[Annotated element entries]
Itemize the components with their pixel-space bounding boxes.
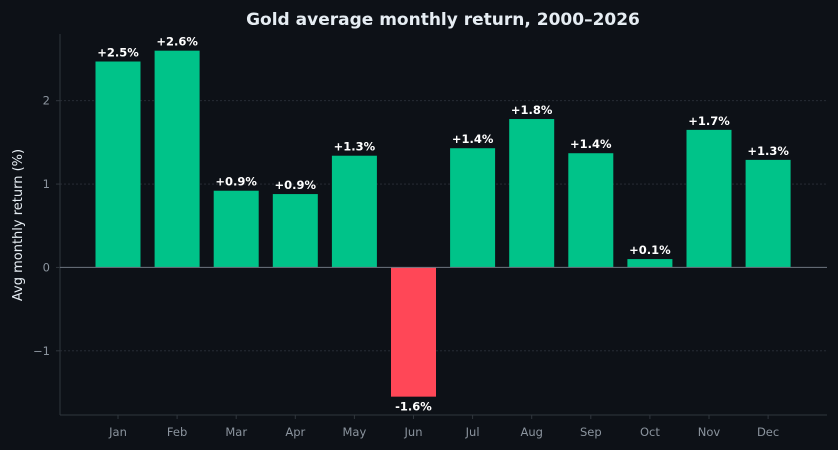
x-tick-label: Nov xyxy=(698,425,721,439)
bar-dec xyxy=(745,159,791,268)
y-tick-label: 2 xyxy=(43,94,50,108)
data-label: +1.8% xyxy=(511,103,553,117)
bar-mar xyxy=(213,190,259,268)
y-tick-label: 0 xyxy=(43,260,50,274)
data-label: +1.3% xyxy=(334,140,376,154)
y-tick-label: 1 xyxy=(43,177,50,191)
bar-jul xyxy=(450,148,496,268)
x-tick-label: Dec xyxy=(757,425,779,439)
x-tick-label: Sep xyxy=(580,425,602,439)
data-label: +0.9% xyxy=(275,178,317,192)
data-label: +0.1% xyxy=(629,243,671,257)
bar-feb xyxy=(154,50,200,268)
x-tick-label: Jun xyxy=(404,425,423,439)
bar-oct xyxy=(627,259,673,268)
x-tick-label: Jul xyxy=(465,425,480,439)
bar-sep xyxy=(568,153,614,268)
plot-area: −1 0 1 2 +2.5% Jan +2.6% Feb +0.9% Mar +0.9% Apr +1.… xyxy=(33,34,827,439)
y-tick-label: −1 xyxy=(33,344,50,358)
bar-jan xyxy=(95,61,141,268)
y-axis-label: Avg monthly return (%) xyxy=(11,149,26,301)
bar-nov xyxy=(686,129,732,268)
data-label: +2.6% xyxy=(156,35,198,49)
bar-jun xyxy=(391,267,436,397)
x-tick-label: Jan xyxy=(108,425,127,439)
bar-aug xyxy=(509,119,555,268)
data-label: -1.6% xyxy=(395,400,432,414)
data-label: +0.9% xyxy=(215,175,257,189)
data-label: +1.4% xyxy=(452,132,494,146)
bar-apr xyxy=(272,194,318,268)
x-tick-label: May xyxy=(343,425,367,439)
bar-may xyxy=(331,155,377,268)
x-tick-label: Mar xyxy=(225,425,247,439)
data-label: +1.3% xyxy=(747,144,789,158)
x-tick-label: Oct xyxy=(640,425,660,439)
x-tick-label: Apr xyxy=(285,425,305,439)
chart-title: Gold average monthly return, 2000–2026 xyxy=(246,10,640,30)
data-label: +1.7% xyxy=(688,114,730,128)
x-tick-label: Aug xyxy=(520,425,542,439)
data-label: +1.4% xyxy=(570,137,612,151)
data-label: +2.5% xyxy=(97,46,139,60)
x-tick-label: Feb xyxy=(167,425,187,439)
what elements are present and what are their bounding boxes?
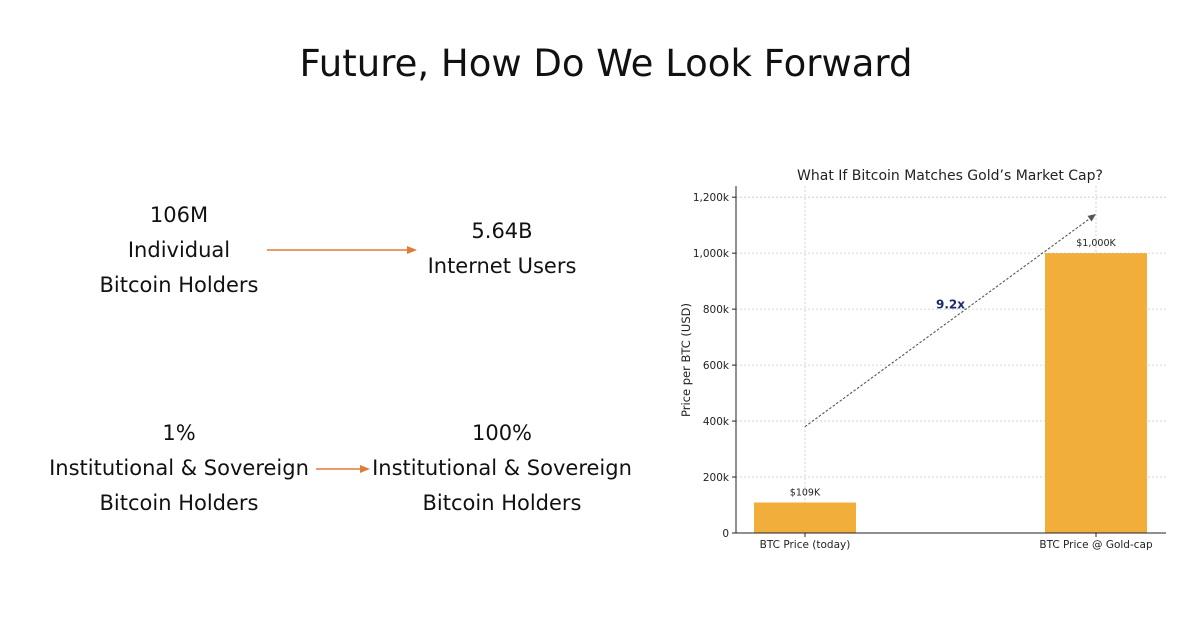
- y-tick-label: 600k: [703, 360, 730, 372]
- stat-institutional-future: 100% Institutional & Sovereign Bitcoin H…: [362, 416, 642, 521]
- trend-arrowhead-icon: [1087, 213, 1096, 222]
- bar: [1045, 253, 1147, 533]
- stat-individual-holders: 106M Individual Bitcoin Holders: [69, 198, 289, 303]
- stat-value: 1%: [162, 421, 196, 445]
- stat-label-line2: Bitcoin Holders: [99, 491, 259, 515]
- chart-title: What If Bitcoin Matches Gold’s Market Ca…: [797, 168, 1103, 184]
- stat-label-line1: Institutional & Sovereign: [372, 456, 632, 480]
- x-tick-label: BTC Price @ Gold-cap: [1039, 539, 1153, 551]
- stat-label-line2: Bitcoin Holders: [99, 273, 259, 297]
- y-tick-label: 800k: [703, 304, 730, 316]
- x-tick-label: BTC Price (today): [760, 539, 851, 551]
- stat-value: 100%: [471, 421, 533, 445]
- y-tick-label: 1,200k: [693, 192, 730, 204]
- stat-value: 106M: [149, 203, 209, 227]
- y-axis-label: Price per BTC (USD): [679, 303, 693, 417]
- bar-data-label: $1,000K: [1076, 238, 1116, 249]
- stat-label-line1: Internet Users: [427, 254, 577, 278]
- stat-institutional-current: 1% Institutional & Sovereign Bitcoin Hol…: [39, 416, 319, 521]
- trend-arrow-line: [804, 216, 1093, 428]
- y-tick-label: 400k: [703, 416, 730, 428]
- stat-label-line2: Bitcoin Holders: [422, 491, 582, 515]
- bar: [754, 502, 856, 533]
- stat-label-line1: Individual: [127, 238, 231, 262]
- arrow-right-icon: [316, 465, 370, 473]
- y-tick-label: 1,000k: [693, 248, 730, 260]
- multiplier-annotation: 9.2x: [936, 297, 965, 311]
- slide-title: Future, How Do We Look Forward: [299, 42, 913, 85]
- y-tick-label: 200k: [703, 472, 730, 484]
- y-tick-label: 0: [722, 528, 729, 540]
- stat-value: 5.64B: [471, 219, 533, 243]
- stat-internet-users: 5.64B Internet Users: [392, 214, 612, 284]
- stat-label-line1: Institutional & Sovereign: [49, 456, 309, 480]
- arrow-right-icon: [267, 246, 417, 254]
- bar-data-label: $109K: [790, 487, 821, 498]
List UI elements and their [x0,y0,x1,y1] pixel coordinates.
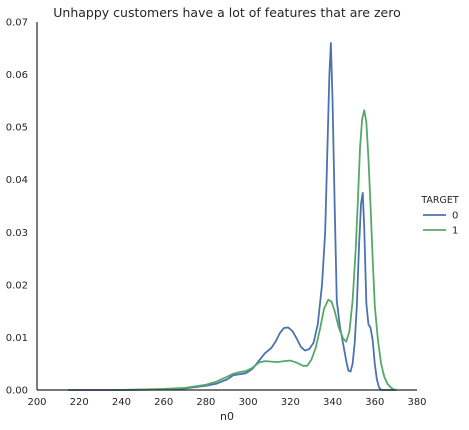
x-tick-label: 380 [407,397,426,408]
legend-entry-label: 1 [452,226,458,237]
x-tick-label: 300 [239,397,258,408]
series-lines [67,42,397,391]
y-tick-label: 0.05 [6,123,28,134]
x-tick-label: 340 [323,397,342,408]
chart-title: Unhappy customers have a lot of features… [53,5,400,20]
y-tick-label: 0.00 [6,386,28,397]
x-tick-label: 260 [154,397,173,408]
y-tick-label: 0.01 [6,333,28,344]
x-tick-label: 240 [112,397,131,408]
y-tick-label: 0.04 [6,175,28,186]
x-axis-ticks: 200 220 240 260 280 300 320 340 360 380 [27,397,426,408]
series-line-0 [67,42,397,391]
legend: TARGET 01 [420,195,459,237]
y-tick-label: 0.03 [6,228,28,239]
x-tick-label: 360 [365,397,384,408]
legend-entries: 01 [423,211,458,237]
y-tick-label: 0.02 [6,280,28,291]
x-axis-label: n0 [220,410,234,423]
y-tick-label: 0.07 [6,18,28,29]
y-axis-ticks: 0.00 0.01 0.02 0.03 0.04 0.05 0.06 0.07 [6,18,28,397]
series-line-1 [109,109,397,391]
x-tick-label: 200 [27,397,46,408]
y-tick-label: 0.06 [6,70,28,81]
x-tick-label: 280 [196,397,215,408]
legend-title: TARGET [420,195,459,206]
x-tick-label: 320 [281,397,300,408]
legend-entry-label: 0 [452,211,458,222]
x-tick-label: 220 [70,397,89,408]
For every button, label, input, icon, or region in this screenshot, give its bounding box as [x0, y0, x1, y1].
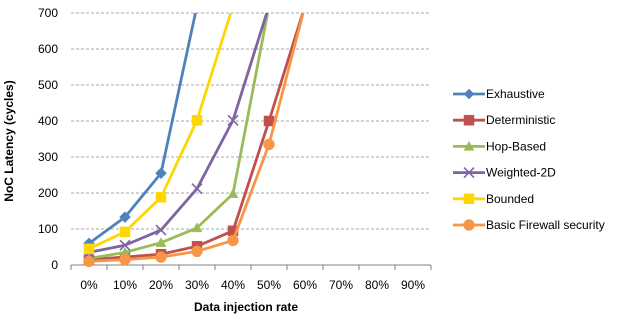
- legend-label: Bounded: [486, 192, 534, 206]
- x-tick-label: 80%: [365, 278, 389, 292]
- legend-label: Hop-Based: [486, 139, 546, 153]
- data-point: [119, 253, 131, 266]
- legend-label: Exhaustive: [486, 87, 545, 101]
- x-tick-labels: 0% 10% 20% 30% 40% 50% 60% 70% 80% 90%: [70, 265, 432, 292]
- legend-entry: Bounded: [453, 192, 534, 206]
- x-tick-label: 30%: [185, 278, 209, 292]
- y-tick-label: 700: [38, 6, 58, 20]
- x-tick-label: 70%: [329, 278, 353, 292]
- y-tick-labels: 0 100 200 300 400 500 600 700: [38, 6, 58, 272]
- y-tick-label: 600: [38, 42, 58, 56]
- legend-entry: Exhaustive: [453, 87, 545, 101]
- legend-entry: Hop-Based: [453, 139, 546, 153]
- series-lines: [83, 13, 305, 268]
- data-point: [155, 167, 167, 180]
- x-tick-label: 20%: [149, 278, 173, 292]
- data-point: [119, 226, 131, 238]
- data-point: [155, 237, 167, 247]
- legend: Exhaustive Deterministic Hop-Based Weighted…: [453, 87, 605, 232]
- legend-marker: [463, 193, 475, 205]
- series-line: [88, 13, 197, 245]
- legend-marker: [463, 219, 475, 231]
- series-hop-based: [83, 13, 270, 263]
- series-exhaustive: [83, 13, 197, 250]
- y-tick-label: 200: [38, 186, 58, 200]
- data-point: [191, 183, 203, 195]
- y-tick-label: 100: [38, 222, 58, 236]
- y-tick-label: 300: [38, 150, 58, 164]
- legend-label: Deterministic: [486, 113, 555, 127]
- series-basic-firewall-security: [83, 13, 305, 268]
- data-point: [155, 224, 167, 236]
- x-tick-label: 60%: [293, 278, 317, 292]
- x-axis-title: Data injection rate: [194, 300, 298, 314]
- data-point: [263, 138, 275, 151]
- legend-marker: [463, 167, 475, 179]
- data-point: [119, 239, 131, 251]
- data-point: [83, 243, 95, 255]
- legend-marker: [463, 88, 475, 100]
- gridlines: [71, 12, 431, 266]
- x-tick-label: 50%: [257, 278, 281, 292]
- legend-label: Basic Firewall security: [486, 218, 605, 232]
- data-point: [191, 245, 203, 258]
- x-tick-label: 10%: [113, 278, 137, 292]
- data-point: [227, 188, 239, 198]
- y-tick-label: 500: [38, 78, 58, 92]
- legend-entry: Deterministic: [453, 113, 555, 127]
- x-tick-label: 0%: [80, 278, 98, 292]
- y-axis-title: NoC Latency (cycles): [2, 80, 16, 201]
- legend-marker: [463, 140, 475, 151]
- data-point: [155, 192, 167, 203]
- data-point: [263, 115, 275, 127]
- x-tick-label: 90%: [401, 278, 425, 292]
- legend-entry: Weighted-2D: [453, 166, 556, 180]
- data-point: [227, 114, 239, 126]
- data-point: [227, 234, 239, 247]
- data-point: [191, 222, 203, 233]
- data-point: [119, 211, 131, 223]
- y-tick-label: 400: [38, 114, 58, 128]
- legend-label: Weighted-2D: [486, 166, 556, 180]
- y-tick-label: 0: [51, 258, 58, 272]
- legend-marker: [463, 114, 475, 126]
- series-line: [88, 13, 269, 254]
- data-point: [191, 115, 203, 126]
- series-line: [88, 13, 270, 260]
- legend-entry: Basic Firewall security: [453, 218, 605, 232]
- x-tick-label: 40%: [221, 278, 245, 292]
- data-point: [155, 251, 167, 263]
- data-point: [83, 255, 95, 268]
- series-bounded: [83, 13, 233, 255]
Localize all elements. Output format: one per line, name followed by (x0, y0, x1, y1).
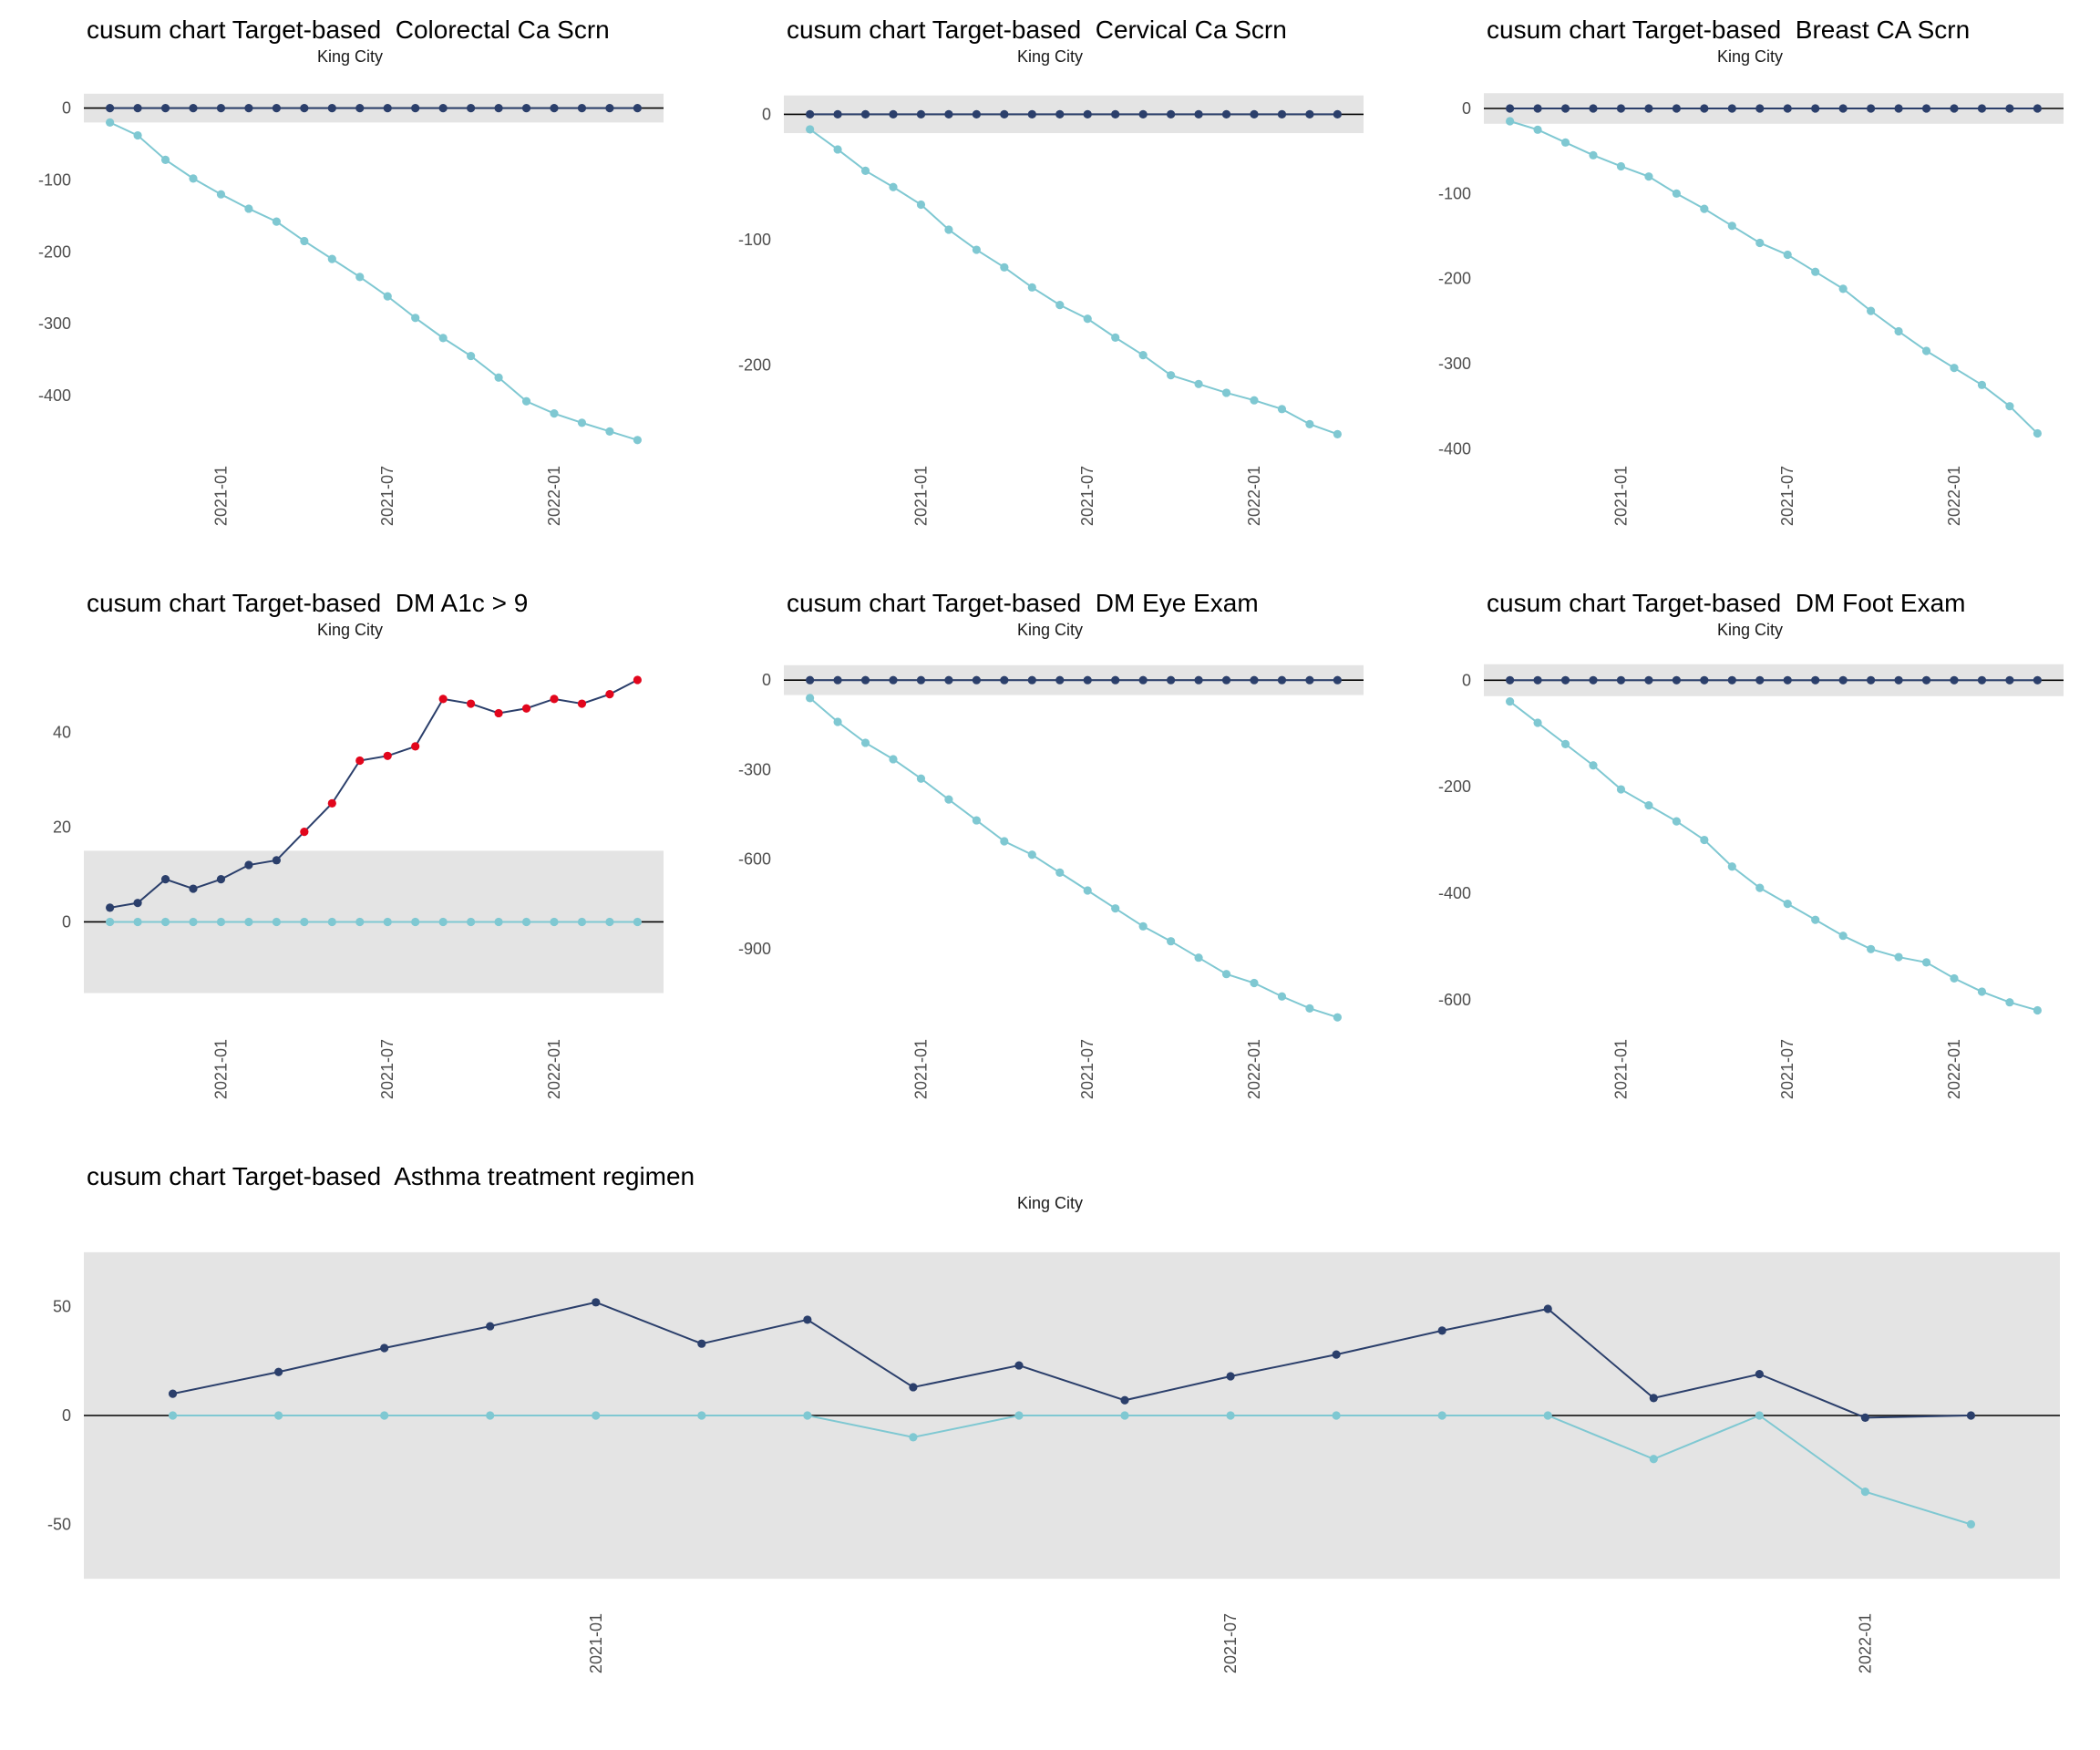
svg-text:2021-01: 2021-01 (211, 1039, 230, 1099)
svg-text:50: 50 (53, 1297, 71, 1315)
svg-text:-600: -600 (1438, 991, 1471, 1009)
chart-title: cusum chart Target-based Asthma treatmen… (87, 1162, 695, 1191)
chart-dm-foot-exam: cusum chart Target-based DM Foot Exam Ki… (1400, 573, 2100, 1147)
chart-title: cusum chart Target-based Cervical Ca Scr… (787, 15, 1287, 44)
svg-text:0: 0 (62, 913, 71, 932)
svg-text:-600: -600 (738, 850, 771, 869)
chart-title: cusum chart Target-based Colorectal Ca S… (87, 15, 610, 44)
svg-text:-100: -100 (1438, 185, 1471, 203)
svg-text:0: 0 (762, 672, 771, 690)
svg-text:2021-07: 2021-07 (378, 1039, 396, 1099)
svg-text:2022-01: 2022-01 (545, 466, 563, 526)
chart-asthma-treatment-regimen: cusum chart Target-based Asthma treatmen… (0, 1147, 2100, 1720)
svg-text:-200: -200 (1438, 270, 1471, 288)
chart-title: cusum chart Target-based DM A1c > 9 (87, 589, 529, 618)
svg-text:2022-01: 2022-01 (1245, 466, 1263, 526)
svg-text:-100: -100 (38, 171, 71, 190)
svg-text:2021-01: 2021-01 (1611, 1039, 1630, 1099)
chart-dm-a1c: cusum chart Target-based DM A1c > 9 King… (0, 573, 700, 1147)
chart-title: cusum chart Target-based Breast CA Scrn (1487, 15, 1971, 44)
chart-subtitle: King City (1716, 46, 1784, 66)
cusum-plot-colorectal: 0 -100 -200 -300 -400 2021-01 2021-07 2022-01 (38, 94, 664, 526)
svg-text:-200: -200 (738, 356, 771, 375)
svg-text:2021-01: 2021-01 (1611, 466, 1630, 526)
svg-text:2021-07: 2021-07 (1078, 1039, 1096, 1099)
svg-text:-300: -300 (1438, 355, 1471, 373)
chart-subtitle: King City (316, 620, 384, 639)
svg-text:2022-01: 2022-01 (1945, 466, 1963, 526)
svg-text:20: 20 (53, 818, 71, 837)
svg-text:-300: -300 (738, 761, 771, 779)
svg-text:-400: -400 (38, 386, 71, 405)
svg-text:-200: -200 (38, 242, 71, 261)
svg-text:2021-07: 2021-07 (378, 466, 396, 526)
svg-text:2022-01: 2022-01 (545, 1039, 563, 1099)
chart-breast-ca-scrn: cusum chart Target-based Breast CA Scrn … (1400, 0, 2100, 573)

- Task to carry out -
Begin at the line that has "- y-tick-label: 600k: [703, 360, 730, 372]" and stop after the line that has "List UI elements", copying those lines with "Sovereign" swapped for "Government" and nothing else changed.

- Response below -
- y-tick-label: 600k: [703, 360, 730, 372]
- stat-institutional-future: 100% Institutional & Government Bitcoin H…: [362, 416, 642, 521]
- trend-arrowhead-icon: [1087, 213, 1096, 222]
- bar: [1045, 253, 1147, 533]
- stat-individual-holders: 106M Individual Bitcoin Holders: [69, 198, 289, 303]
- stat-value: 1%: [162, 421, 196, 445]
- stat-label-line2: Bitcoin Holders: [99, 491, 259, 515]
- chart-title: What If Bitcoin Matches Gold’s Market Ca…: [797, 168, 1103, 184]
- stat-label-line1: Institutional & Government: [372, 456, 632, 480]
- x-tick-label: BTC Price @ Gold-cap: [1039, 539, 1153, 551]
- stat-label-line2: Bitcoin Holders: [99, 273, 259, 297]
- y-tick-label: 800k: [703, 304, 730, 316]
- x-tick-label: BTC Price (today): [760, 539, 851, 551]
- stat-value: 100%: [471, 421, 533, 445]
- y-tick-label: 1,200k: [693, 192, 730, 204]
- stat-value: 106M: [149, 203, 209, 227]
- y-axis-label: Price per BTC (USD): [679, 303, 693, 417]
- bar-data-label: $1,000K: [1076, 238, 1116, 249]
- stat-label-line1: Internet Users: [427, 254, 577, 278]
- stat-institutional-current: 1% Institutional & Government Bitcoin Hol…: [39, 416, 319, 521]
- trend-arrow-line: [804, 216, 1093, 428]
- y-tick-label: 400k: [703, 416, 730, 428]
- stat-label-line2: Bitcoin Holders: [422, 491, 582, 515]
- bar: [754, 502, 856, 533]
- stat-label-line1: Individual: [127, 238, 231, 262]
- arrow-right-icon: [316, 465, 370, 473]
- y-tick-label: 1,000k: [693, 248, 730, 260]
- multiplier-annotation: 9.2x: [936, 297, 965, 311]
- slide-title: Future, How Do We Look Forward: [299, 42, 913, 85]
- y-tick-label: 200k: [703, 472, 730, 484]
- y-tick-label: 0: [722, 528, 729, 540]
- stat-value: 5.64B: [471, 219, 533, 243]
- stat-internet-users: 5.64B Internet Users: [392, 214, 612, 284]
- stat-label-line1: Institutional & Government: [49, 456, 309, 480]
- arrow-right-icon: [267, 246, 417, 254]
- bar-data-label: $109K: [790, 487, 821, 498]
List UI elements and their [x0,y0,x1,y1] pixel coordinates.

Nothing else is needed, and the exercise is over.